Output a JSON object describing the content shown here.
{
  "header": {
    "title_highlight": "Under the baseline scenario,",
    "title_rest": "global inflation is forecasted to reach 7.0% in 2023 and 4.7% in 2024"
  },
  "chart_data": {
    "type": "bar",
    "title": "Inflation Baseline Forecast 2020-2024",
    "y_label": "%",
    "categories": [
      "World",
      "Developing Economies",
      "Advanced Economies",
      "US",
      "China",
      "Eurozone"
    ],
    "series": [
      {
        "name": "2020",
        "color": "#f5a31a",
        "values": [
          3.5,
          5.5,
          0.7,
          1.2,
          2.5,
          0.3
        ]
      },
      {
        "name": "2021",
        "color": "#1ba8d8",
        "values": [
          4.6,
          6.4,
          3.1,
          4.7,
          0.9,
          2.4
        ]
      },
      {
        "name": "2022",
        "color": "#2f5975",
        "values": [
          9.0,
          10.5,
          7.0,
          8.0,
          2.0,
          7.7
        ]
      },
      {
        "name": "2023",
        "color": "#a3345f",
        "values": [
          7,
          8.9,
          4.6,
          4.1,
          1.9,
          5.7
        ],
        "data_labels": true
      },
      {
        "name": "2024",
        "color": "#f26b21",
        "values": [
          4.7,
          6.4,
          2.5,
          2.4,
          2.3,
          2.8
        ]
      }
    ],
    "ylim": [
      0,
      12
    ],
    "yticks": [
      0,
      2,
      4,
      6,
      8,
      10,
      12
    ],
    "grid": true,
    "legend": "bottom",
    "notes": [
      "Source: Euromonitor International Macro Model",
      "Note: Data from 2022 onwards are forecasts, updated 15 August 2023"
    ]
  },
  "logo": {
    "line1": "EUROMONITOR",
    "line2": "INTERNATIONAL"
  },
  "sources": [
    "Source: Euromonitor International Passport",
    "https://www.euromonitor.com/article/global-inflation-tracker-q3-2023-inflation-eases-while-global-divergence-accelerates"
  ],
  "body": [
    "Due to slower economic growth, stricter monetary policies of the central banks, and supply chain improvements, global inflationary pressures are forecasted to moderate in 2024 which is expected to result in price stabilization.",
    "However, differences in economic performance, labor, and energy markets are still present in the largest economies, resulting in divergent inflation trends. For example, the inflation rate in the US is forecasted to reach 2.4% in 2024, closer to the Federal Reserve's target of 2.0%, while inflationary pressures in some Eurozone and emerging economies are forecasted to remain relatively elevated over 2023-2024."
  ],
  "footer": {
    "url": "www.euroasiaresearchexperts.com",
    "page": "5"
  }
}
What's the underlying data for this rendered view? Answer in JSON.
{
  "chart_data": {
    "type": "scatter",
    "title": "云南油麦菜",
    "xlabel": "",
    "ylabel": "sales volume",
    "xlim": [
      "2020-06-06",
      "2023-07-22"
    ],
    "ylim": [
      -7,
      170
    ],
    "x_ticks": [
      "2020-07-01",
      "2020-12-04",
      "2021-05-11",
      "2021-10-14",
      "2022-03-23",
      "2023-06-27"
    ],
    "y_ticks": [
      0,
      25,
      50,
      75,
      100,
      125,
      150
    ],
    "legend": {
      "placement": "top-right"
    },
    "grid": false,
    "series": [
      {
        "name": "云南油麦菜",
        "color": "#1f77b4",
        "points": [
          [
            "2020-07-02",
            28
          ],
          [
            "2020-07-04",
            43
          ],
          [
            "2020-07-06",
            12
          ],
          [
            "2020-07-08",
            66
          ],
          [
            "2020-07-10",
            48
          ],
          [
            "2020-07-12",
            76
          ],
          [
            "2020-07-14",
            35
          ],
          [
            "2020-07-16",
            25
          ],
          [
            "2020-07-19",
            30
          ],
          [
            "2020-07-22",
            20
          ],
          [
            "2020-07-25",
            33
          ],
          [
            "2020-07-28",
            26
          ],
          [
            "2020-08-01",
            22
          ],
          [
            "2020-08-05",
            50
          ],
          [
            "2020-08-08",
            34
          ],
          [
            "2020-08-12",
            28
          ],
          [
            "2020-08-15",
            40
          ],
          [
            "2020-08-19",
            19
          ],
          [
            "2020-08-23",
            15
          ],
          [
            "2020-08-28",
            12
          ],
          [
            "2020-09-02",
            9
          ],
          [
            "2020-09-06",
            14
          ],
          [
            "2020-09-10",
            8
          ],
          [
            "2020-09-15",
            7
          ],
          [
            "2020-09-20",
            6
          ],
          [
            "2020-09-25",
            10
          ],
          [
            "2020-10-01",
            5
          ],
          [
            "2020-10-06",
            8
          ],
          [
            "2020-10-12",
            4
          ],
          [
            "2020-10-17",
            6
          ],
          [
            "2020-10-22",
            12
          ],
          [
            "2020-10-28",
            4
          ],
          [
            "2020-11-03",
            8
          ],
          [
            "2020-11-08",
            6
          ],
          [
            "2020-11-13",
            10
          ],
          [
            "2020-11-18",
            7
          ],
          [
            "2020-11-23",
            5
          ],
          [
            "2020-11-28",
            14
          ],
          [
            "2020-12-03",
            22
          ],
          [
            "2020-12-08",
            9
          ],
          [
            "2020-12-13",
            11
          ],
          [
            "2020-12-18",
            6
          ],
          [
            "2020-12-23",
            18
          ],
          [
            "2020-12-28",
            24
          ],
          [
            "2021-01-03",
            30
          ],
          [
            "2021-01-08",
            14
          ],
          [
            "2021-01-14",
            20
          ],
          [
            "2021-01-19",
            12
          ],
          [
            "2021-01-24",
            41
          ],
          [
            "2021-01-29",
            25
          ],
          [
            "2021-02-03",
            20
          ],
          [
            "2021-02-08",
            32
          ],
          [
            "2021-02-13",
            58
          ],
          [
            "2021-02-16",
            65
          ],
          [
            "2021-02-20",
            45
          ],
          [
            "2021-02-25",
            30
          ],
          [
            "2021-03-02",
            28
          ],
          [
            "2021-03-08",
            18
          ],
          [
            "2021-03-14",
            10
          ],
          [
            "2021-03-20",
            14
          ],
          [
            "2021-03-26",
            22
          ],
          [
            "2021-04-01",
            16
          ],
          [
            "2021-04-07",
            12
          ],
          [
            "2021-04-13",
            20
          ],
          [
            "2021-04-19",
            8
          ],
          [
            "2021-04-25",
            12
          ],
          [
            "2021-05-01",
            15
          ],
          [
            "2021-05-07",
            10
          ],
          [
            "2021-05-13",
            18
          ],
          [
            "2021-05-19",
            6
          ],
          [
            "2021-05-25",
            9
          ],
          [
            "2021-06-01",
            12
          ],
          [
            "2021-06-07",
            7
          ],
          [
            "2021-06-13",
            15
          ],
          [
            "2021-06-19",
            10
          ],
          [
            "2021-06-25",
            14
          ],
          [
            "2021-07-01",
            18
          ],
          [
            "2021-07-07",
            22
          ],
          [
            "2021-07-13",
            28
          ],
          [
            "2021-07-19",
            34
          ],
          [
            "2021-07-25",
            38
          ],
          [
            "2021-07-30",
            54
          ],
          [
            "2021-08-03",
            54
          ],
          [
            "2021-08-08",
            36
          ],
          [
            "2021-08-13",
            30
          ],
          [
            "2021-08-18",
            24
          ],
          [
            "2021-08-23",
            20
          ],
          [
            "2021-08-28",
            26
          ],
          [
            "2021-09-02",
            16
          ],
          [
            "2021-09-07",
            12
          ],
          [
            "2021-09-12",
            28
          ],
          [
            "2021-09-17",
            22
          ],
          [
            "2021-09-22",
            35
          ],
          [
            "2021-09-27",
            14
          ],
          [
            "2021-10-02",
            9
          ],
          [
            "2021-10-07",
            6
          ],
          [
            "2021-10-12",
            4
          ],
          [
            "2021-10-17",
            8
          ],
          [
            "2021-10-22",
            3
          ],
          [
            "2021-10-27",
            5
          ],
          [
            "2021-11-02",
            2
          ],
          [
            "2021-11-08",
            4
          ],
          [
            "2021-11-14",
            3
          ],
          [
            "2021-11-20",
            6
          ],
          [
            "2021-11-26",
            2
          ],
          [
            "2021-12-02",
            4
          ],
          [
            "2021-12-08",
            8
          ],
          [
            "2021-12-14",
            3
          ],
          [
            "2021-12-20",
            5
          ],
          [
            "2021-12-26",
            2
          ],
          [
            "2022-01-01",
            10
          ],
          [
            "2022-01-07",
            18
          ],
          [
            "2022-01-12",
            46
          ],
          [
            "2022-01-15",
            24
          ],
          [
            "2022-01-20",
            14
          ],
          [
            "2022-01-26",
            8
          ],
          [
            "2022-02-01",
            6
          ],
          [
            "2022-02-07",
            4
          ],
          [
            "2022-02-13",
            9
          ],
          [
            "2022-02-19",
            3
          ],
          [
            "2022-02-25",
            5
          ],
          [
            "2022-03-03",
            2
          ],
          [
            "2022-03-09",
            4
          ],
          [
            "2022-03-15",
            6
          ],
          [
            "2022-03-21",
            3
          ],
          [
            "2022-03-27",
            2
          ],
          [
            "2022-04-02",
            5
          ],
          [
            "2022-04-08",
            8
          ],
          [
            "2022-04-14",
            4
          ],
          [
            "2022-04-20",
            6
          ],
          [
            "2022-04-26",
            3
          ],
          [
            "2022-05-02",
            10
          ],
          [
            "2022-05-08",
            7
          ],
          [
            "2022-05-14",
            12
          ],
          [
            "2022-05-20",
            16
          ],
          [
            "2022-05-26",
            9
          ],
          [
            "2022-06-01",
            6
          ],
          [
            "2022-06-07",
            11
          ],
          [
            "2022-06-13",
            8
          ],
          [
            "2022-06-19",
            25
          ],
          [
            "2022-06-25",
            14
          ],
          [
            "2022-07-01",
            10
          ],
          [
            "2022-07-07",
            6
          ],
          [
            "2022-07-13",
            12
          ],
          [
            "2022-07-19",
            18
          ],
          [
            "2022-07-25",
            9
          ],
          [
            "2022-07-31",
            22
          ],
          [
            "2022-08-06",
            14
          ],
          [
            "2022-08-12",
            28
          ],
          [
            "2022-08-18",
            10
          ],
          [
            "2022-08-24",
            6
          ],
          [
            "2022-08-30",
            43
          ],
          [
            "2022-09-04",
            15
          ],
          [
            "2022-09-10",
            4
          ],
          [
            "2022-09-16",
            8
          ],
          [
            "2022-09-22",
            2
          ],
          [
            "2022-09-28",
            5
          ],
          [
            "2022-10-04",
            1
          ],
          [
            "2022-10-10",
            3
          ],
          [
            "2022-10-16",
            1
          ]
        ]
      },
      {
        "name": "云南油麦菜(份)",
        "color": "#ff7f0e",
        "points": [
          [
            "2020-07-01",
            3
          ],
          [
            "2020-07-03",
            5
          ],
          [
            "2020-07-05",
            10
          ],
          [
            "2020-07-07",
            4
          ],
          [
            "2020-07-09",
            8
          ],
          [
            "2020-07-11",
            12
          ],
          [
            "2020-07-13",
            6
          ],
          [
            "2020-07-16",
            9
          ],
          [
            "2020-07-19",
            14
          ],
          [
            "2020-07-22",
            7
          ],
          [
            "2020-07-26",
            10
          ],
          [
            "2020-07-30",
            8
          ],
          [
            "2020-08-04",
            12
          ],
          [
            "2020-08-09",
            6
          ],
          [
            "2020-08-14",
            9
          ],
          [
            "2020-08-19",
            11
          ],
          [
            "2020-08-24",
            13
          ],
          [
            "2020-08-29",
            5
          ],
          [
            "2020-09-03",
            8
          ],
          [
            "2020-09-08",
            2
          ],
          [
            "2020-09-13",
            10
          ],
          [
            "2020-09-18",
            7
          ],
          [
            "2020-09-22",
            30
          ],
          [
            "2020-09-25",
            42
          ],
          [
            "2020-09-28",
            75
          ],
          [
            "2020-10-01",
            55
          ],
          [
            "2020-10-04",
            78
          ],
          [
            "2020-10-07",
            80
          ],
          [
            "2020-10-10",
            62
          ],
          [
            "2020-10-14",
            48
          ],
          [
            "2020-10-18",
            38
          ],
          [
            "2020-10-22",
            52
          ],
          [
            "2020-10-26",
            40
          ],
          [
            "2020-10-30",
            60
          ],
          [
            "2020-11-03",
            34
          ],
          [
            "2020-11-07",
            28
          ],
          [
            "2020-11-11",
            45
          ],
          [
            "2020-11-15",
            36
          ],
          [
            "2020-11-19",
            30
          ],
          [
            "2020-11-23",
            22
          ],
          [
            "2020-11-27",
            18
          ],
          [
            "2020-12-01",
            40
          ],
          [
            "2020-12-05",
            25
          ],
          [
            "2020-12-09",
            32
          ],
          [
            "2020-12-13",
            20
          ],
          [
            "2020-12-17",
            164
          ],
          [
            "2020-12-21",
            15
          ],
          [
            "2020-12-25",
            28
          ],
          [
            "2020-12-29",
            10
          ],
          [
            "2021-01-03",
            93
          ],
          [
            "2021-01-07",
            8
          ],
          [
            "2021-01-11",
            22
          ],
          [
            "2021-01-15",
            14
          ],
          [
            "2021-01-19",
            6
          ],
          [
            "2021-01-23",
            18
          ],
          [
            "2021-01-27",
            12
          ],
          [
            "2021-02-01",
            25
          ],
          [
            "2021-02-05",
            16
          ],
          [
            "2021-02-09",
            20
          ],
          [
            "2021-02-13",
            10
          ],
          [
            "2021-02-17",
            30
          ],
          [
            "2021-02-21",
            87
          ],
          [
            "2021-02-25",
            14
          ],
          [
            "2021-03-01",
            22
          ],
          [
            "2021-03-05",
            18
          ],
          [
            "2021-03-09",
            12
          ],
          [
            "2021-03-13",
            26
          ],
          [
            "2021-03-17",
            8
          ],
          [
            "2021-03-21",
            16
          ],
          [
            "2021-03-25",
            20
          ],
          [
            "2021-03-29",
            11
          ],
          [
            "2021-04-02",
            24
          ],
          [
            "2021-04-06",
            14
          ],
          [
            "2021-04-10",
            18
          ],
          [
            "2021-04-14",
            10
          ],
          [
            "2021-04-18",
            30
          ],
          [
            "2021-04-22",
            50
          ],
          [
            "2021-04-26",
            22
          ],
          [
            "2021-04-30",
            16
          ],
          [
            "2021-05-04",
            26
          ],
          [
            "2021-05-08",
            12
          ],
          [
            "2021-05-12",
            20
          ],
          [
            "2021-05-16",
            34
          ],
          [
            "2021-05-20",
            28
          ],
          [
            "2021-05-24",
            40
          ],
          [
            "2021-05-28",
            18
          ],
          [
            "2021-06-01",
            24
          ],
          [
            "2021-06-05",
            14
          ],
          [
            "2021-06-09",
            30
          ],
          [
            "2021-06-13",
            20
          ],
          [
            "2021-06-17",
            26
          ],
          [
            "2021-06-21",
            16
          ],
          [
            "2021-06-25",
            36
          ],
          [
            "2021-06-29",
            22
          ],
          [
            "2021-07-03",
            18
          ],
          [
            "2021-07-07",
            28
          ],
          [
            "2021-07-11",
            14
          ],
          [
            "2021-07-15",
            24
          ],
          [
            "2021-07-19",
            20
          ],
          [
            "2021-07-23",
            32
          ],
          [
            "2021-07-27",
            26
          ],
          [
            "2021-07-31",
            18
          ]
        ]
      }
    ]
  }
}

Exercise:
In the listing, how many lines hold "color"? Answer with a bare number.

Exercise result:
7